Given task: Format the lines below as a numbered list, omitting any blank lines.
** Start **
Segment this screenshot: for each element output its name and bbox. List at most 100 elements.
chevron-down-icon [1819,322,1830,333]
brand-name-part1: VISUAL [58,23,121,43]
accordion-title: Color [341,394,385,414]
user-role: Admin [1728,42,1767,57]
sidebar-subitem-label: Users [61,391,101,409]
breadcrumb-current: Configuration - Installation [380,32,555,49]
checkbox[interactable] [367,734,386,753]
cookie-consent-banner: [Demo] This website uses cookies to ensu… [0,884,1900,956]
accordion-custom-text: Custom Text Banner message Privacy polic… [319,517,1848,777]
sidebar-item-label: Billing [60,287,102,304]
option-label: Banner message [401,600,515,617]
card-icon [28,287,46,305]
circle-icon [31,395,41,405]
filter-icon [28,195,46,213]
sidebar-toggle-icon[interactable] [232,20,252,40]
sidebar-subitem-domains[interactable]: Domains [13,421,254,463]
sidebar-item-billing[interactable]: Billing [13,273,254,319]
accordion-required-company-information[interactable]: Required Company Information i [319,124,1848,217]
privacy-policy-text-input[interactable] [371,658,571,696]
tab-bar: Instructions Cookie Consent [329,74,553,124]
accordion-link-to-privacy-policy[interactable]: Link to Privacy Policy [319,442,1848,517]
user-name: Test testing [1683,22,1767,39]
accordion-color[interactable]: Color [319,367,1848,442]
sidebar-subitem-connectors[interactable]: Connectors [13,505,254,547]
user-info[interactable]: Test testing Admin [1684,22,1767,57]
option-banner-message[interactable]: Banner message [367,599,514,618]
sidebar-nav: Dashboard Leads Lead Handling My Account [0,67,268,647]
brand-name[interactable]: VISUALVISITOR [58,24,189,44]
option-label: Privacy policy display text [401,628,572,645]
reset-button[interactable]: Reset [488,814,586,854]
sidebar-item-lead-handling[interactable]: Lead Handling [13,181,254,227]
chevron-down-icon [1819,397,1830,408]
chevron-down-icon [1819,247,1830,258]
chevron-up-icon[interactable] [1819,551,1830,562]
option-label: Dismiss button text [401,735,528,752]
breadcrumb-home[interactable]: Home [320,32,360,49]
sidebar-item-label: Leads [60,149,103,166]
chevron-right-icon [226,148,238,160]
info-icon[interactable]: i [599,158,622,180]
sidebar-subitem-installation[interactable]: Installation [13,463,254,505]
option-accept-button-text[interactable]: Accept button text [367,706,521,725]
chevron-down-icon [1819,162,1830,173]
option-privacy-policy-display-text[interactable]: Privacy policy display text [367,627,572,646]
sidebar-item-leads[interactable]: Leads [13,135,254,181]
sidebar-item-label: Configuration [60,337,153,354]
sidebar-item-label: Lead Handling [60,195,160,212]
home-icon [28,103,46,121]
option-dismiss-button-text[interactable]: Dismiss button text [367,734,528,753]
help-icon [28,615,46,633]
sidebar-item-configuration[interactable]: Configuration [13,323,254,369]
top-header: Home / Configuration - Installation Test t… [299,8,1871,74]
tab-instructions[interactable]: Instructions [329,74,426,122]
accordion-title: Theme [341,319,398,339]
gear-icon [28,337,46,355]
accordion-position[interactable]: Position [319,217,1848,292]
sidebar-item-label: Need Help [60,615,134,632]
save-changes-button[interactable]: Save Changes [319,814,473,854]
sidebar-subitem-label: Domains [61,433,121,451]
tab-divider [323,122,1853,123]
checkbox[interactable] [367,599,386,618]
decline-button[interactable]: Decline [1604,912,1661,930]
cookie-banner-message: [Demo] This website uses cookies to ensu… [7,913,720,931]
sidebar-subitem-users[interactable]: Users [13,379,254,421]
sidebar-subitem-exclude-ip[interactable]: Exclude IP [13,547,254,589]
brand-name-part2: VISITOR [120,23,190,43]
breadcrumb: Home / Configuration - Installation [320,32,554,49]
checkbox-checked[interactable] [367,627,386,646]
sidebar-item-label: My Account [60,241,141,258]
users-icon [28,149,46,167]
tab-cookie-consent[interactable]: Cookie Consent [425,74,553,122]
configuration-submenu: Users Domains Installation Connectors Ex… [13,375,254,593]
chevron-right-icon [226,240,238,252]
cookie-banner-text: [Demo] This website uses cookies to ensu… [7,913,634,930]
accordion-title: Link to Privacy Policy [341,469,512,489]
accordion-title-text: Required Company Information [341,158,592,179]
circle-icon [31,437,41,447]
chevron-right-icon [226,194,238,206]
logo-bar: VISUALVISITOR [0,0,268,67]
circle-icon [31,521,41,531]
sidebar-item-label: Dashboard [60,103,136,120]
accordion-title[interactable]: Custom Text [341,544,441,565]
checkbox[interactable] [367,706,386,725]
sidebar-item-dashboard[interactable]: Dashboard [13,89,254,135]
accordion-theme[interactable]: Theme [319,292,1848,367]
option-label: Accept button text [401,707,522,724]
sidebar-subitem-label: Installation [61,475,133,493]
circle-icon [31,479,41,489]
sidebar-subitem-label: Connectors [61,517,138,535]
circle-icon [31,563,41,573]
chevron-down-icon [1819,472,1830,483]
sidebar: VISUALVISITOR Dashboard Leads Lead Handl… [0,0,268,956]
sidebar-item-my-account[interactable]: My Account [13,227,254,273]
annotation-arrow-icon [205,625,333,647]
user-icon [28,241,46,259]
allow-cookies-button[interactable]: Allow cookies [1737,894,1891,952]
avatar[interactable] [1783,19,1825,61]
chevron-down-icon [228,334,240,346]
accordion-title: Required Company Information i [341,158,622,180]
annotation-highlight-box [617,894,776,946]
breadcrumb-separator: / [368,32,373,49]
** End **
Task response:
1. Segment this screenshot: for each element output its name and bbox. List at most 100 elements.
2. chevron-down-icon [1819,322,1830,333]
3. brand-name-part1: VISUAL [58,23,121,43]
4. accordion-title: Color [341,394,385,414]
5. user-role: Admin [1728,42,1767,57]
6. sidebar-subitem-label: Users [61,391,101,409]
7. breadcrumb-current: Configuration - Installation [380,32,555,49]
8. checkbox[interactable] [367,734,386,753]
9. cookie-consent-banner: [Demo] This website uses cookies to ensu… [0,884,1900,956]
10. accordion-custom-text: Custom Text Banner message Privacy polic… [319,517,1848,777]
11. sidebar-item-label: Billing [60,287,102,304]
12. option-label: Banner message [401,600,515,617]
13. card-icon [28,287,46,305]
14. circle-icon [31,395,41,405]
15. filter-icon [28,195,46,213]
16. sidebar-toggle-icon[interactable] [232,20,252,40]
17. sidebar-subitem-domains[interactable]: Domains [13,421,254,463]
18. sidebar-item-billing[interactable]: Billing [13,273,254,319]
19. accordion-required-company-information[interactable]: Required Company Information i [319,124,1848,217]
20. privacy-policy-text-input[interactable] [371,658,571,696]
21. tab-bar: Instructions Cookie Consent [329,74,553,124]
22. accordion-link-to-privacy-policy[interactable]: Link to Privacy Policy [319,442,1848,517]
23. user-name: Test testing [1683,22,1767,39]
24. accordion-color[interactable]: Color [319,367,1848,442]
25. sidebar-subitem-connectors[interactable]: Connectors [13,505,254,547]
26. user-info[interactable]: Test testing Admin [1684,22,1767,57]
27. option-banner-message[interactable]: Banner message [367,599,514,618]
28. sidebar-nav: Dashboard Leads Lead Handling My Account [0,67,268,647]
29. brand-name[interactable]: VISUALVISITOR [58,24,189,44]
30. option-label: Privacy policy display text [401,628,572,645]
31. reset-button[interactable]: Reset [488,814,586,854]
32. sidebar-item-lead-handling[interactable]: Lead Handling [13,181,254,227]
33. chevron-down-icon [1819,397,1830,408]
34. chevron-down-icon [1819,247,1830,258]
35. chevron-up-icon[interactable] [1819,551,1830,562]
36. option-label: Dismiss button text [401,735,528,752]
37. breadcrumb-home[interactable]: Home [320,32,360,49]
38. sidebar-item-label: Leads [60,149,103,166]
39. chevron-right-icon [226,148,238,160]
40. info-icon[interactable]: i [599,158,622,180]
41. sidebar-subitem-installation[interactable]: Installation [13,463,254,505]
42. option-accept-button-text[interactable]: Accept button text [367,706,521,725]
43. chevron-down-icon [1819,162,1830,173]
44. option-privacy-policy-display-text[interactable]: Privacy policy display text [367,627,572,646]
45. sidebar-item-leads[interactable]: Leads [13,135,254,181]
46. sidebar-item-label: Configuration [60,337,153,354]
47. sidebar-item-label: Lead Handling [60,195,160,212]
48. home-icon [28,103,46,121]
49. option-dismiss-button-text[interactable]: Dismiss button text [367,734,528,753]
50. help-icon [28,615,46,633]
51. sidebar-item-configuration[interactable]: Configuration [13,323,254,369]
52. top-header: Home / Configuration - Installation Test t… [299,8,1871,74]
53. tab-instructions[interactable]: Instructions [329,74,426,122]
54. accordion-title: Theme [341,319,398,339]
55. gear-icon [28,337,46,355]
56. accordion-position[interactable]: Position [319,217,1848,292]
57. sidebar-item-label: Need Help [60,615,134,632]
58. save-changes-button[interactable]: Save Changes [319,814,473,854]
59. sidebar-subitem-label: Domains [61,433,121,451]
60. tab-divider [323,122,1853,123]
61. checkbox[interactable] [367,599,386,618]
62. decline-button[interactable]: Decline [1604,912,1661,930]
63. cookie-banner-message: [Demo] This website uses cookies to ensu… [7,913,720,931]
64. sidebar-subitem-users[interactable]: Users [13,379,254,421]
65. sidebar-subitem-exclude-ip[interactable]: Exclude IP [13,547,254,589]
66. brand-name-part2: VISITOR [120,23,190,43]
67. breadcrumb: Home / Configuration - Installation [320,32,554,49]
68. checkbox-checked[interactable] [367,627,386,646]
69. sidebar-item-label: My Account [60,241,141,258]
70. users-icon [28,149,46,167]
71. tab-cookie-consent[interactable]: Cookie Consent [425,74,553,122]
72. configuration-submenu: Users Domains Installation Connectors Ex… [13,375,254,593]
73. chevron-right-icon [226,240,238,252]
74. cookie-banner-text: [Demo] This website uses cookies to ensu… [7,913,634,930]
75. accordion-title: Link to Privacy Policy [341,469,512,489]
76. accordion-title-text: Required Company Information [341,158,592,179]
77. circle-icon [31,437,41,447]
78. chevron-right-icon [226,194,238,206]
79. logo-bar: VISUALVISITOR [0,0,268,67]
80. circle-icon [31,521,41,531]
81. sidebar-item-label: Dashboard [60,103,136,120]
82. accordion-title[interactable]: Custom Text [341,544,441,565]
83. checkbox[interactable] [367,706,386,725]
84. sidebar-item-dashboard[interactable]: Dashboard [13,89,254,135]
85. accordion-theme[interactable]: Theme [319,292,1848,367]
86. option-label: Accept button text [401,707,522,724]
87. sidebar-subitem-label: Installation [61,475,133,493]
88. circle-icon [31,479,41,489]
89. sidebar-subitem-label: Connectors [61,517,138,535]
90. circle-icon [31,563,41,573]
91. chevron-down-icon [1819,472,1830,483]
92. sidebar: VISUALVISITOR Dashboard Leads Lead Handl… [0,0,268,956]
93. sidebar-item-my-account[interactable]: My Account [13,227,254,273]
94. annotation-arrow-icon [205,625,333,647]
95. user-icon [28,241,46,259]
96. allow-cookies-button[interactable]: Allow cookies [1737,894,1891,952]
97. avatar[interactable] [1783,19,1825,61]
98. chevron-down-icon [228,334,240,346]
99. accordion-title: Required Company Information i [341,158,622,180]
100. annotation-highlight-box [617,894,776,946]
101. breadcrumb-separator: / [368,32,373,49]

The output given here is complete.